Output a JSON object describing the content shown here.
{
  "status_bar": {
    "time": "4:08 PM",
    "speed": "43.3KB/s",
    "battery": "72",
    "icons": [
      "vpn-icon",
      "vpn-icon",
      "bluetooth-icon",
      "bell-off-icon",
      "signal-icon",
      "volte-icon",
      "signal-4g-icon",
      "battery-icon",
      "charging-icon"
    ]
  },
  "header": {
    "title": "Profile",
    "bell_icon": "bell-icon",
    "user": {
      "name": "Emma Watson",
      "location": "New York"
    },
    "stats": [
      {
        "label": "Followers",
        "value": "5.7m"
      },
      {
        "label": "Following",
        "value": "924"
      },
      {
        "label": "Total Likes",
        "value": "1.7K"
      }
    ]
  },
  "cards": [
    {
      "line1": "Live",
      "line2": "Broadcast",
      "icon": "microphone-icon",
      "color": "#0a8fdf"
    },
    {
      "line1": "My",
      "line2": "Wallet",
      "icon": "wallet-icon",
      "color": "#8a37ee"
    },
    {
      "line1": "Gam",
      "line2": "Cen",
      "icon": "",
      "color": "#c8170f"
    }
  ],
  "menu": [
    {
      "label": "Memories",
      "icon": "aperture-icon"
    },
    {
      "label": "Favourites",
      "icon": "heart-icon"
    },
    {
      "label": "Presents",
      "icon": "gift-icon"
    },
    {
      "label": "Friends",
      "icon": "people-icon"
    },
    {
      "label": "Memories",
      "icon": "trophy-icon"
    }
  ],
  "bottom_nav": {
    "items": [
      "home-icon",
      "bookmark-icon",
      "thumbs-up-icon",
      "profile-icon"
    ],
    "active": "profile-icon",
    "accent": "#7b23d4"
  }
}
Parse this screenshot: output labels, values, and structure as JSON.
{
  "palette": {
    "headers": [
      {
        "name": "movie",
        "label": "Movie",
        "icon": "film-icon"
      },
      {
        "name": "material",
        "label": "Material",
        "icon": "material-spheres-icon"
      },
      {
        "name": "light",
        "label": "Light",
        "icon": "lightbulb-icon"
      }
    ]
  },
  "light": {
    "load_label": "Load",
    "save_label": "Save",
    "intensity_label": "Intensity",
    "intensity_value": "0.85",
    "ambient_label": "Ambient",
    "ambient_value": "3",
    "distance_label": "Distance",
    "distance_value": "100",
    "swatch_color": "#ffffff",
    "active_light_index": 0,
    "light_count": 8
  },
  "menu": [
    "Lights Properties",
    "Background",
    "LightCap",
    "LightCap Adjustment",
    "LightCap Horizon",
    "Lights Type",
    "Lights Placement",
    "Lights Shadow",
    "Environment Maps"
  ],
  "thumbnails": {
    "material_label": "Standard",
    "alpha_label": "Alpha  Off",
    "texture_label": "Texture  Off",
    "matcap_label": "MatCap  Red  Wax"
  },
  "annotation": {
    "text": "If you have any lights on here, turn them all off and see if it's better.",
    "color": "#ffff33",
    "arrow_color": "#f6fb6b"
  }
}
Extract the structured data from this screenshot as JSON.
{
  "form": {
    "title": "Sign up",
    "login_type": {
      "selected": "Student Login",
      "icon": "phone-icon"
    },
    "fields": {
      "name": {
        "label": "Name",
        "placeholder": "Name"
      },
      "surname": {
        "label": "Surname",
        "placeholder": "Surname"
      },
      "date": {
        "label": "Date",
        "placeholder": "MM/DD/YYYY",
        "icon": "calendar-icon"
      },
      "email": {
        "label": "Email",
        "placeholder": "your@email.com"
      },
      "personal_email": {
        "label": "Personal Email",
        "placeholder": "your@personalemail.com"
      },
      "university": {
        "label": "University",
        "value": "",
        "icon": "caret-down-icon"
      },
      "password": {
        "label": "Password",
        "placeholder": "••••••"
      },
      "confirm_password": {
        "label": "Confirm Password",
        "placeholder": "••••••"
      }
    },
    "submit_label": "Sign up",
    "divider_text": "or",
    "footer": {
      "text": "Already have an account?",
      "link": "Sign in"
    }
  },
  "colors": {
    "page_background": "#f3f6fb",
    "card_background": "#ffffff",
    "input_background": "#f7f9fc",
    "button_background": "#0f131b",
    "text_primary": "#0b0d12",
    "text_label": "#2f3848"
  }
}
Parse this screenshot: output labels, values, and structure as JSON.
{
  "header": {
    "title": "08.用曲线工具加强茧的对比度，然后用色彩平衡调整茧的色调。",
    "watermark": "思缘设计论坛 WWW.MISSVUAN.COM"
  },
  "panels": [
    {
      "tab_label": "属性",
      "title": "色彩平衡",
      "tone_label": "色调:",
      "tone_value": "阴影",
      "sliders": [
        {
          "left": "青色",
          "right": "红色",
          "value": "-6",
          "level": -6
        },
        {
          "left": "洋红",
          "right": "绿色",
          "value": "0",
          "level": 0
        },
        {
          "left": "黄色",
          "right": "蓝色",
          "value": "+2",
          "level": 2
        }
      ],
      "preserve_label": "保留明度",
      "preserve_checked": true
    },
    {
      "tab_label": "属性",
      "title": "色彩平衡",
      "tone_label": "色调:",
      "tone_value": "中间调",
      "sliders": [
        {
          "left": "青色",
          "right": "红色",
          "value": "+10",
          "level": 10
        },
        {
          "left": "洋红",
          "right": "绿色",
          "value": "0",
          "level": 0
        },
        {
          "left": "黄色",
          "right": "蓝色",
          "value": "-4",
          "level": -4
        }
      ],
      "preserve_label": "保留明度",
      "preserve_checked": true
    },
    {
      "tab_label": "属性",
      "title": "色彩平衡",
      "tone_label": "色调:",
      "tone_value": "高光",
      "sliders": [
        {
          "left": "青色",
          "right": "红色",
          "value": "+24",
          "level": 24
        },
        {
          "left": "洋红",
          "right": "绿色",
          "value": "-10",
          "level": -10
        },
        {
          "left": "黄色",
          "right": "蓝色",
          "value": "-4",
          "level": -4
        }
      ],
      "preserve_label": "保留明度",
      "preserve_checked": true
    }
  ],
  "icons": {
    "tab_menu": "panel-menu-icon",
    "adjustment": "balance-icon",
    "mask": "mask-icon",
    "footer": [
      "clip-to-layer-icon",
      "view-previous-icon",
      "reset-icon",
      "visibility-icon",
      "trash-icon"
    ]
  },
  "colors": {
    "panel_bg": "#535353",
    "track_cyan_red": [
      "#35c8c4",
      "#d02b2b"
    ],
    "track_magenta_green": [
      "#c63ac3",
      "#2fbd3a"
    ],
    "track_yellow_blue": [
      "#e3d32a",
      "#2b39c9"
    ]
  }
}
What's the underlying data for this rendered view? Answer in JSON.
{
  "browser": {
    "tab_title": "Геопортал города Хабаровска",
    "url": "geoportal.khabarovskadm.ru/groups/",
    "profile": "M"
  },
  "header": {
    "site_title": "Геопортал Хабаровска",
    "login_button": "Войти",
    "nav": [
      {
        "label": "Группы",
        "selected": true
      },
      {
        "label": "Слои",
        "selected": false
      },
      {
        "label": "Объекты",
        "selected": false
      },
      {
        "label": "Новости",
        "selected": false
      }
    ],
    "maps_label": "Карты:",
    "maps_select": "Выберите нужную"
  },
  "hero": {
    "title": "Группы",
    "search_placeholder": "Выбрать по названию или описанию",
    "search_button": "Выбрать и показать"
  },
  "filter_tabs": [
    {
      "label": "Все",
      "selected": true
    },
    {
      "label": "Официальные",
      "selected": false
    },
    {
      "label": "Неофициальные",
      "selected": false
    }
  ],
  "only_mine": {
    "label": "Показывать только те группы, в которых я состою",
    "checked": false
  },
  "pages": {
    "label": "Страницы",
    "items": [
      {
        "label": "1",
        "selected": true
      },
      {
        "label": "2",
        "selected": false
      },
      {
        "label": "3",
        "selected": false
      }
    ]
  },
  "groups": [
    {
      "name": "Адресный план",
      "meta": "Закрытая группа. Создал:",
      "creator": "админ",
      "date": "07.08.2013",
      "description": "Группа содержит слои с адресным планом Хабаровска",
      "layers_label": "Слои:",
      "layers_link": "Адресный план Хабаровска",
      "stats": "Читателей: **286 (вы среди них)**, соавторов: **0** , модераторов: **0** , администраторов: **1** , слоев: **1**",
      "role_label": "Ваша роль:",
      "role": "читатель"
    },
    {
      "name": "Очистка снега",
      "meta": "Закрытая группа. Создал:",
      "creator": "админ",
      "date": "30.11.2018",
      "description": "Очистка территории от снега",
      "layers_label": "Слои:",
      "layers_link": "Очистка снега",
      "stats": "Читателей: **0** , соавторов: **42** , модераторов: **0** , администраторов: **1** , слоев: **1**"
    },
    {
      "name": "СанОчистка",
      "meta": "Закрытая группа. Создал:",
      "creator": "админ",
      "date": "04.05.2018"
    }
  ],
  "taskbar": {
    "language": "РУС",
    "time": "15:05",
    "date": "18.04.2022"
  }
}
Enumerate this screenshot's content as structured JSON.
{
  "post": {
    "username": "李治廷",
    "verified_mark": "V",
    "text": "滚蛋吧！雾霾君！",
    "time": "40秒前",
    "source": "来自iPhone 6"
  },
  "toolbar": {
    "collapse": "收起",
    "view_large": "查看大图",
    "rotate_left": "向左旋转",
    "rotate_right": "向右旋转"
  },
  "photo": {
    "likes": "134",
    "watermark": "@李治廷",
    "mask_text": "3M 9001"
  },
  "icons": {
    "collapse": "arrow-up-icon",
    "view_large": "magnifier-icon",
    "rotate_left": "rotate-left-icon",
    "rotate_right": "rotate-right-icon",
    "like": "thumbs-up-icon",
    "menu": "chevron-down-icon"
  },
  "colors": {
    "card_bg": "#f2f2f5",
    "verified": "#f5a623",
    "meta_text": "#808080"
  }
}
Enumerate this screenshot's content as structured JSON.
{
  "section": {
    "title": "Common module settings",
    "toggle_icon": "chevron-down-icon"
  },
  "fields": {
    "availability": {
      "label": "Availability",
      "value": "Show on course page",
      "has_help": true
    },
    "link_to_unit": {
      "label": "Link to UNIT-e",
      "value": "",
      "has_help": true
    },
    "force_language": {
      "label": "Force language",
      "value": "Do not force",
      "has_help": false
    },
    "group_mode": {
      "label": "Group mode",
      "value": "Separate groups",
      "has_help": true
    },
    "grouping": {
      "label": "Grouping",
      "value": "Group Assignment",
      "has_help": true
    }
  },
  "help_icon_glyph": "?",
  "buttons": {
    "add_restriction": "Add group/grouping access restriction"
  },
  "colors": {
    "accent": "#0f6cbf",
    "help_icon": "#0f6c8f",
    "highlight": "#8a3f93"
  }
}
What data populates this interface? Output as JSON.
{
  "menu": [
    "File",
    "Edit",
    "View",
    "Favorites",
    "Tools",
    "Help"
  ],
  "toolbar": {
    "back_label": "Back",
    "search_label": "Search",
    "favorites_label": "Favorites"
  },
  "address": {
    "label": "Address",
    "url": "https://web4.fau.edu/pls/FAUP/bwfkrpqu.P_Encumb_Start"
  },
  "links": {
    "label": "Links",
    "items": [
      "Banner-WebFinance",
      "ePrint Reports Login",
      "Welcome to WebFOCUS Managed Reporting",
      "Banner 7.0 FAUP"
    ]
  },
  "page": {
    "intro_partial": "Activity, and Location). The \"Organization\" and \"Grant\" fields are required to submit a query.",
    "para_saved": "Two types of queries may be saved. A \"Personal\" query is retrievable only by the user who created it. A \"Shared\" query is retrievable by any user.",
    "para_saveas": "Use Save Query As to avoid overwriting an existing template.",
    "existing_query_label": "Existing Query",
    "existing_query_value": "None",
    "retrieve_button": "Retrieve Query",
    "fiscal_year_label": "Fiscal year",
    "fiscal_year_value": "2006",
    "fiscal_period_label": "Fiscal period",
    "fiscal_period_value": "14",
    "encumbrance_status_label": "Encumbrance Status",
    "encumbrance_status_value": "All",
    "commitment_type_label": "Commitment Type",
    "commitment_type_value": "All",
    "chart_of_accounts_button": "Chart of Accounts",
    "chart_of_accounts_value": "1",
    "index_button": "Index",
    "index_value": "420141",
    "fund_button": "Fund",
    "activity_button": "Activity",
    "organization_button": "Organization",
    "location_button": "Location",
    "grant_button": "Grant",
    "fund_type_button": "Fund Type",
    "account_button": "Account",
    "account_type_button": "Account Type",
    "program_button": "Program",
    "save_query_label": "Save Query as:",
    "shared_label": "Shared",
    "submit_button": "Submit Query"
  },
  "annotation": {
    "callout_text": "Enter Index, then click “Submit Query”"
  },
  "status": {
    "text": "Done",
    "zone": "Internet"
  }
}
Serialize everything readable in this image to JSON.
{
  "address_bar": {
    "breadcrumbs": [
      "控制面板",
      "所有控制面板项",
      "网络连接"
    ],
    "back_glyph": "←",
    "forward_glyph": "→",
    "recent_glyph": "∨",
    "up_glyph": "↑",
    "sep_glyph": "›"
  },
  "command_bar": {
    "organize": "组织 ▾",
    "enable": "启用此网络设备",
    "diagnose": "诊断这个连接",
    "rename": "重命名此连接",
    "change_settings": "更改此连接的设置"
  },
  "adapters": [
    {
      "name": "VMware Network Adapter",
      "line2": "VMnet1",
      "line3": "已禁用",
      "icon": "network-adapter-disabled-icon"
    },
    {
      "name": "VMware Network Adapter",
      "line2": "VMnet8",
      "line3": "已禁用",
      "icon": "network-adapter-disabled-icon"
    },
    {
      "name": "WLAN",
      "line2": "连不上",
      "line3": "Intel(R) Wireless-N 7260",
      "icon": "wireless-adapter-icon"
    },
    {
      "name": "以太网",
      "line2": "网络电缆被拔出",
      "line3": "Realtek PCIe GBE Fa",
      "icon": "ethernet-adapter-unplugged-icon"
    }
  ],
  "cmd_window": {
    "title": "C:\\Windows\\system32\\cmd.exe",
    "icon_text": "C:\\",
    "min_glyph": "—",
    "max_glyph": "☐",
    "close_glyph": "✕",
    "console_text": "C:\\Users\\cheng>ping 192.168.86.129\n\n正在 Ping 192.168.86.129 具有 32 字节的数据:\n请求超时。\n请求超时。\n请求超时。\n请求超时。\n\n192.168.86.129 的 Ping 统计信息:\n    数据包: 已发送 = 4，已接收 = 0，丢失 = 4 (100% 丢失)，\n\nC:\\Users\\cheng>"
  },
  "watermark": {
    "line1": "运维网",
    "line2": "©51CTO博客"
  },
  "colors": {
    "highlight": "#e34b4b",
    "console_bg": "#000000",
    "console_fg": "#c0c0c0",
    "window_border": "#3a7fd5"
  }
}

····················

— What you have to do —
Your answer should be one number: how many lines in the material above contain the string "администраторов".

— Output —
2